PROVIDED MATERIAL:
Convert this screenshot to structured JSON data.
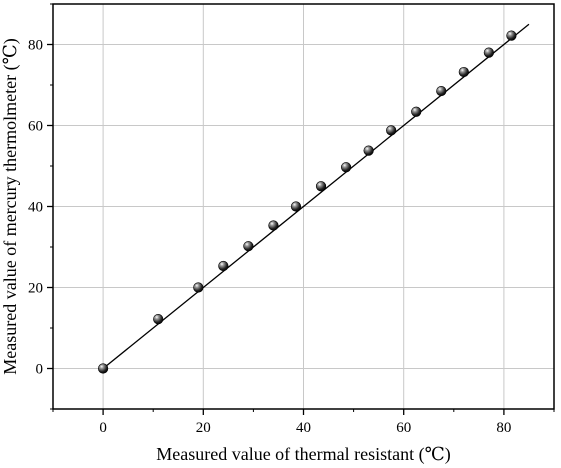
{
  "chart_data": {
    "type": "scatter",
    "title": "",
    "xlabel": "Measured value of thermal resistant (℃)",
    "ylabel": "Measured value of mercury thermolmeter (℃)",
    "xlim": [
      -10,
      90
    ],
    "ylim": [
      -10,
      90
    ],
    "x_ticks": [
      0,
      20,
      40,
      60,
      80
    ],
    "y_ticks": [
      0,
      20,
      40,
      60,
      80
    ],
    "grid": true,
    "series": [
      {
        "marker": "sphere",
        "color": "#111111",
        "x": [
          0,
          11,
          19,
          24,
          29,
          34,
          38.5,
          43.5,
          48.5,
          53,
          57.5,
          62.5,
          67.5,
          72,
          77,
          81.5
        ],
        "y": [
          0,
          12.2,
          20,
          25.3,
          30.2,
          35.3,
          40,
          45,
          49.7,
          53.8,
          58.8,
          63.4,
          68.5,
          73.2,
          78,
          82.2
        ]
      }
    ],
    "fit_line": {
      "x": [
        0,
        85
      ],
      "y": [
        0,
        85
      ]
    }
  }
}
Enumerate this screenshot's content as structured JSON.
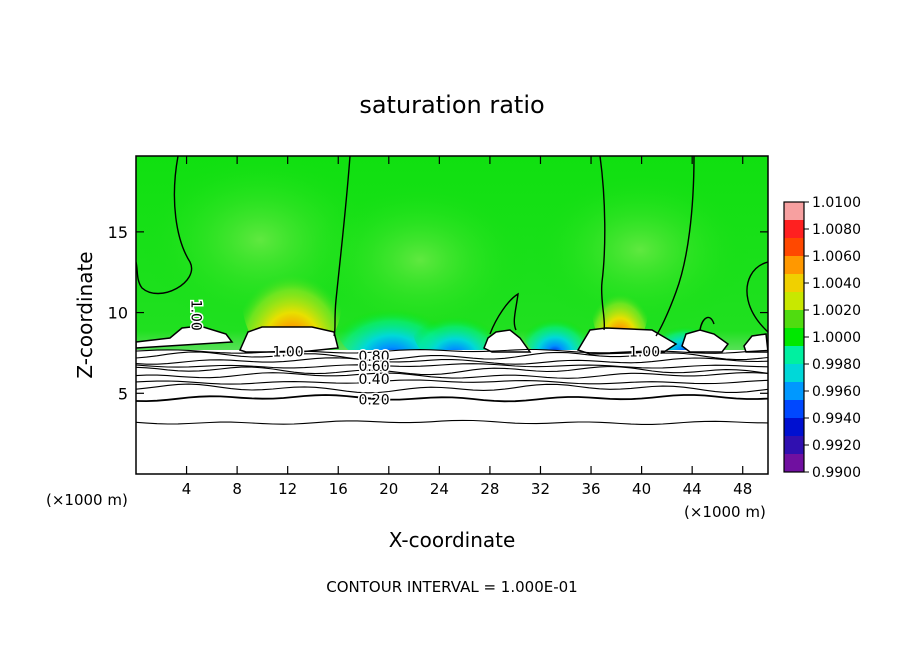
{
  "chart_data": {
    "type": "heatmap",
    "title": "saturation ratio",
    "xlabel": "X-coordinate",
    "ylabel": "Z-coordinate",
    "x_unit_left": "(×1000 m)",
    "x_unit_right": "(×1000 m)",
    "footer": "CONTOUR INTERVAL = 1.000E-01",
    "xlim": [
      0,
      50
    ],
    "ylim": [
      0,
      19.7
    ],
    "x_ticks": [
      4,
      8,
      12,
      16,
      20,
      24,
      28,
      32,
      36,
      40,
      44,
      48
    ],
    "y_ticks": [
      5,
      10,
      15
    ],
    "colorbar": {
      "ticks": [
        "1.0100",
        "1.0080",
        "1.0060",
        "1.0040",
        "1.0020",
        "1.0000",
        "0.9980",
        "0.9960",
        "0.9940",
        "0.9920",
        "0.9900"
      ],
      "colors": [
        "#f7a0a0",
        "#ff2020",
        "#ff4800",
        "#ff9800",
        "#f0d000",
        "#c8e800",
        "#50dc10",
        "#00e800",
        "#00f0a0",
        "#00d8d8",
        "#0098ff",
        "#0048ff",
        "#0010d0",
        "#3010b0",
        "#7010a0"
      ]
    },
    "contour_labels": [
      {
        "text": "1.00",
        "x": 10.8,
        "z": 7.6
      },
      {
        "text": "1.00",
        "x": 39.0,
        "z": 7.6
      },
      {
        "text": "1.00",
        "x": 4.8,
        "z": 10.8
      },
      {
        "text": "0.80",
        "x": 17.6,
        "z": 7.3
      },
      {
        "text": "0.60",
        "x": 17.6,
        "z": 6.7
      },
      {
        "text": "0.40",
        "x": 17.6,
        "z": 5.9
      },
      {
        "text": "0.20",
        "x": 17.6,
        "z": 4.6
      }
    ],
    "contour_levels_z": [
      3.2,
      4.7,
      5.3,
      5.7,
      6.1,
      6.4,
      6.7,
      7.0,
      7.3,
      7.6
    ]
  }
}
==
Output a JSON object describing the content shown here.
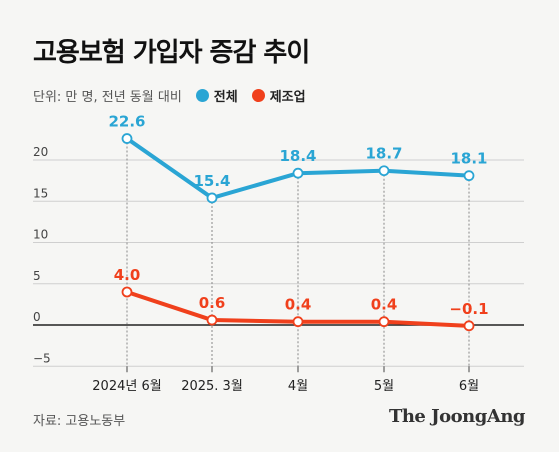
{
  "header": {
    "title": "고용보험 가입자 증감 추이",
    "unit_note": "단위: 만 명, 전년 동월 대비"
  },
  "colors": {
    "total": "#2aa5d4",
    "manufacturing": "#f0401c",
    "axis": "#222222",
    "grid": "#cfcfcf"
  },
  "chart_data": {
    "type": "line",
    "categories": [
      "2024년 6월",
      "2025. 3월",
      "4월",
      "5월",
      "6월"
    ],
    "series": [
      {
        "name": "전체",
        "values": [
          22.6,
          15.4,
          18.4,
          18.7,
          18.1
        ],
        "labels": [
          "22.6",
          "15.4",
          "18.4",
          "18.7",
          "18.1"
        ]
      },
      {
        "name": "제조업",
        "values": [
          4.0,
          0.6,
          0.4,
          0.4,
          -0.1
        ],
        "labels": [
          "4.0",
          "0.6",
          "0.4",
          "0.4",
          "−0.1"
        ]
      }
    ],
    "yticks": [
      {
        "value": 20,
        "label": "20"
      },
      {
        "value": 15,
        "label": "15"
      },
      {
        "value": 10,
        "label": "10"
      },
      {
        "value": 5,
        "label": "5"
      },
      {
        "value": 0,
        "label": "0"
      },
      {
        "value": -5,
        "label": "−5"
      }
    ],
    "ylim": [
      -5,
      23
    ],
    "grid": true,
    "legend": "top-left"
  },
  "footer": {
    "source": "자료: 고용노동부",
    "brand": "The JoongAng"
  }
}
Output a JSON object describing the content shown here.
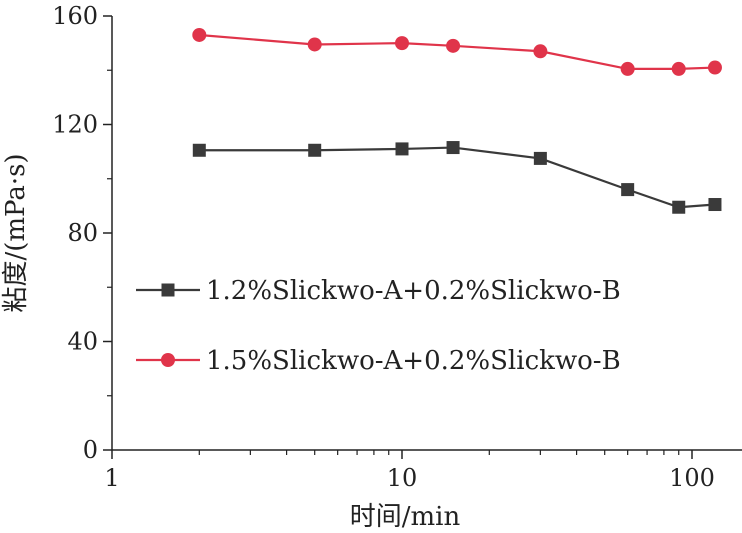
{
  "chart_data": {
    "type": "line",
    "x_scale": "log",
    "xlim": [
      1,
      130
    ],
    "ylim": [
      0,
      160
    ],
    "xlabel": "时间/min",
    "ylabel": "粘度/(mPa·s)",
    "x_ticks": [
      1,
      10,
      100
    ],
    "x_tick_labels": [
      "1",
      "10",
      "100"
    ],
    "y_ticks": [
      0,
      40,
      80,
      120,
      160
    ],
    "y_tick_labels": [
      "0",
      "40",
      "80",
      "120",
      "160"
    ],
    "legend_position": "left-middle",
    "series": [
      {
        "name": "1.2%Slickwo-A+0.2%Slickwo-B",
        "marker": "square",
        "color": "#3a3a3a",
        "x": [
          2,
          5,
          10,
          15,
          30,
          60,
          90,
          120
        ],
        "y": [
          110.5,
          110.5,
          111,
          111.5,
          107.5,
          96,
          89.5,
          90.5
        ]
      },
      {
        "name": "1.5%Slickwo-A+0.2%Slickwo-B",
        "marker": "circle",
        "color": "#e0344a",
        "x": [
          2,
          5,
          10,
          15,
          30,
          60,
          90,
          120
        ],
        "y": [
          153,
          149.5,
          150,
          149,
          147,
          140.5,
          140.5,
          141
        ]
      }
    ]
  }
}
...
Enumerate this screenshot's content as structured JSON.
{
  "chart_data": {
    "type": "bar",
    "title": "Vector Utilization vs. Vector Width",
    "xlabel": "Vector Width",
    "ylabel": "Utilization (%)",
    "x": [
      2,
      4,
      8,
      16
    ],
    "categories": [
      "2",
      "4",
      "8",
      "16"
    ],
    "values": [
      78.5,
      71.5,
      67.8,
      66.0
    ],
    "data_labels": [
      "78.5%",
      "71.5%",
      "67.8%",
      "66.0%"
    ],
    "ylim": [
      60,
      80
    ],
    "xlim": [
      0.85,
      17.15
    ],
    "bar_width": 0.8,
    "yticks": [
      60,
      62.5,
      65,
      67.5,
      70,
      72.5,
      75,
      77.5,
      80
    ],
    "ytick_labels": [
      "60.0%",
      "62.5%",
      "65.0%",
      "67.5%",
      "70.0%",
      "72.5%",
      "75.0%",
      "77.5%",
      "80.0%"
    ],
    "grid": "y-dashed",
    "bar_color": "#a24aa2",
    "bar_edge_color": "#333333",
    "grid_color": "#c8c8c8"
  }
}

EXERCISE PROMPT:
Count the lines of these entries that hold the string "coordinate", and give only that number.

RESPONSE TO THIS TASK:
2